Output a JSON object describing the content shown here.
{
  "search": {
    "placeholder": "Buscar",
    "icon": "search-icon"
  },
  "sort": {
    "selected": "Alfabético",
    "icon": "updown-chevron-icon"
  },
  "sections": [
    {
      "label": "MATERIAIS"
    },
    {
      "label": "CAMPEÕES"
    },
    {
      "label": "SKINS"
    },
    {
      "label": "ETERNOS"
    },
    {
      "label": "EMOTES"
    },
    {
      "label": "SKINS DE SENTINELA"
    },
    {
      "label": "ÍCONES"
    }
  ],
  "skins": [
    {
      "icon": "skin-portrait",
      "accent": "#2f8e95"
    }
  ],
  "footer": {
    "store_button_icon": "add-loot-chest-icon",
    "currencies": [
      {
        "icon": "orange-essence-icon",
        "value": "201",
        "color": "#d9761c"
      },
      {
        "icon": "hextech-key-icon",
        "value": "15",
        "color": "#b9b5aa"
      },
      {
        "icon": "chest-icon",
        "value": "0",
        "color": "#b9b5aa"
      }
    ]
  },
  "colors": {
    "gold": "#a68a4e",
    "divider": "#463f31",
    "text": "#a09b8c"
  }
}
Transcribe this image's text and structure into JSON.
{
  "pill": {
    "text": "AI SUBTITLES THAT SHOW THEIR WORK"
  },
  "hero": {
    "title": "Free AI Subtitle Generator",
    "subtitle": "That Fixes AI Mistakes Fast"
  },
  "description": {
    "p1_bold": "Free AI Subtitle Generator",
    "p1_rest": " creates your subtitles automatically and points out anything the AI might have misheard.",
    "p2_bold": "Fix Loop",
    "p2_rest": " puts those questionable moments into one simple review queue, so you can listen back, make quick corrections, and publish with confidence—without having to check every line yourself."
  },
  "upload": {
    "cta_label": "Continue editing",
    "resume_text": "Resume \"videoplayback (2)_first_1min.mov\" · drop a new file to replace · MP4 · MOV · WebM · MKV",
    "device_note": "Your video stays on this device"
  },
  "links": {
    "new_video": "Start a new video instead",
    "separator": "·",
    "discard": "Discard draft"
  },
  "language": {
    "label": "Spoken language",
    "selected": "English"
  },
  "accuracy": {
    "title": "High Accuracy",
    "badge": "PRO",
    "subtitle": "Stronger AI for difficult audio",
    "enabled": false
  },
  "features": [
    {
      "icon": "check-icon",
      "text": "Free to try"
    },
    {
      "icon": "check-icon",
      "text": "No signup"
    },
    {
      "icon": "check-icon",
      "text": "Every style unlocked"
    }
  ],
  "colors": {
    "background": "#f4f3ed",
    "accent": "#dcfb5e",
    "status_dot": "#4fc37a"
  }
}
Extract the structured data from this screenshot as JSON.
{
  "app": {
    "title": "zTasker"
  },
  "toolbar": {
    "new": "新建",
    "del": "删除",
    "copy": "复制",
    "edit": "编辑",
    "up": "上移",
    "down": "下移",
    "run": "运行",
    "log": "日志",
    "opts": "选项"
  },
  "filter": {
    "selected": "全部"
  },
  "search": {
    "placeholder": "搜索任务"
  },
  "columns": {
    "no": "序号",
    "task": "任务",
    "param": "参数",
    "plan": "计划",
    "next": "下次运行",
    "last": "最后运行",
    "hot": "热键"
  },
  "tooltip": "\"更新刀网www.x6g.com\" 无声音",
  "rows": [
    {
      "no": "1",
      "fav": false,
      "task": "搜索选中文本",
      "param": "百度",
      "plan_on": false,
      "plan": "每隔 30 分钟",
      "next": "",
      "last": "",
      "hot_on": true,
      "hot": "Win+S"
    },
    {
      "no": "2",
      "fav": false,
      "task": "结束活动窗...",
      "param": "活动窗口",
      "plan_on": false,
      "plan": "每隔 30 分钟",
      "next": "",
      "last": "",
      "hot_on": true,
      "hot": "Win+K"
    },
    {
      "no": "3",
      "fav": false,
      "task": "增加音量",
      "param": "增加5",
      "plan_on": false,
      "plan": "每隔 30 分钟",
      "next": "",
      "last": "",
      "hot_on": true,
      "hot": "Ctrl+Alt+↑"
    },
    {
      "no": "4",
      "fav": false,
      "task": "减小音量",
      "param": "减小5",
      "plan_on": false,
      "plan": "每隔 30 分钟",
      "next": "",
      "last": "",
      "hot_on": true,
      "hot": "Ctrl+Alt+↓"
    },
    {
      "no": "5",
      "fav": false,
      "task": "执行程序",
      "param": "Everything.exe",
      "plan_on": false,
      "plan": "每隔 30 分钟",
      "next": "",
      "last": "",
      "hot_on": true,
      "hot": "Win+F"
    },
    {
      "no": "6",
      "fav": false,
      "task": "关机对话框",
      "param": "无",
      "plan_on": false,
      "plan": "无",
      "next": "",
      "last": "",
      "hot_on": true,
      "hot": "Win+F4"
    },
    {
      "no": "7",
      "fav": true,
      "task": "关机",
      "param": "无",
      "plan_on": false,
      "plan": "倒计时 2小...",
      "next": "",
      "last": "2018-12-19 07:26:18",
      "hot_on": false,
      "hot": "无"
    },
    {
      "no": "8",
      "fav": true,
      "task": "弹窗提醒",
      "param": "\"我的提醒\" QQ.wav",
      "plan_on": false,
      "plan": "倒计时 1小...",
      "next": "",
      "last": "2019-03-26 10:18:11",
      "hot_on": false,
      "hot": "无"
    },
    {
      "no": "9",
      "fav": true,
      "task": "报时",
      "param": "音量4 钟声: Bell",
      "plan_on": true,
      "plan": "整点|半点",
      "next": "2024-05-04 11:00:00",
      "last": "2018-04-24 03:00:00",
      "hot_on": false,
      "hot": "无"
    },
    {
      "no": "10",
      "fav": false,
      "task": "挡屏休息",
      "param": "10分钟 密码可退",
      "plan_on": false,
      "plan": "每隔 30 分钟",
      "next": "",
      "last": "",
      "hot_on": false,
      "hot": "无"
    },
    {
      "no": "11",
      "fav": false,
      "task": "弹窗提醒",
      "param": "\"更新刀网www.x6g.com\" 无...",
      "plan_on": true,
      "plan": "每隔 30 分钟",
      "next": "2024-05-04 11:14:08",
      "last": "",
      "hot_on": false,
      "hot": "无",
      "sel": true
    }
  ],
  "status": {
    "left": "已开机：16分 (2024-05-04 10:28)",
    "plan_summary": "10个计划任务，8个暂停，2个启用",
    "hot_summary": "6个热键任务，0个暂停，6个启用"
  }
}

----------------------------------------

EXERCISE DETAILS:
Filter the records, keeping only lines that contain "JSON", and show those lines.

RESPONSE TO THE EXERCISE:
Output a JSON object describing the content shown here.
Transcribe this image's text and structure into JSON.
Extract the structured data from this screenshot as JSON.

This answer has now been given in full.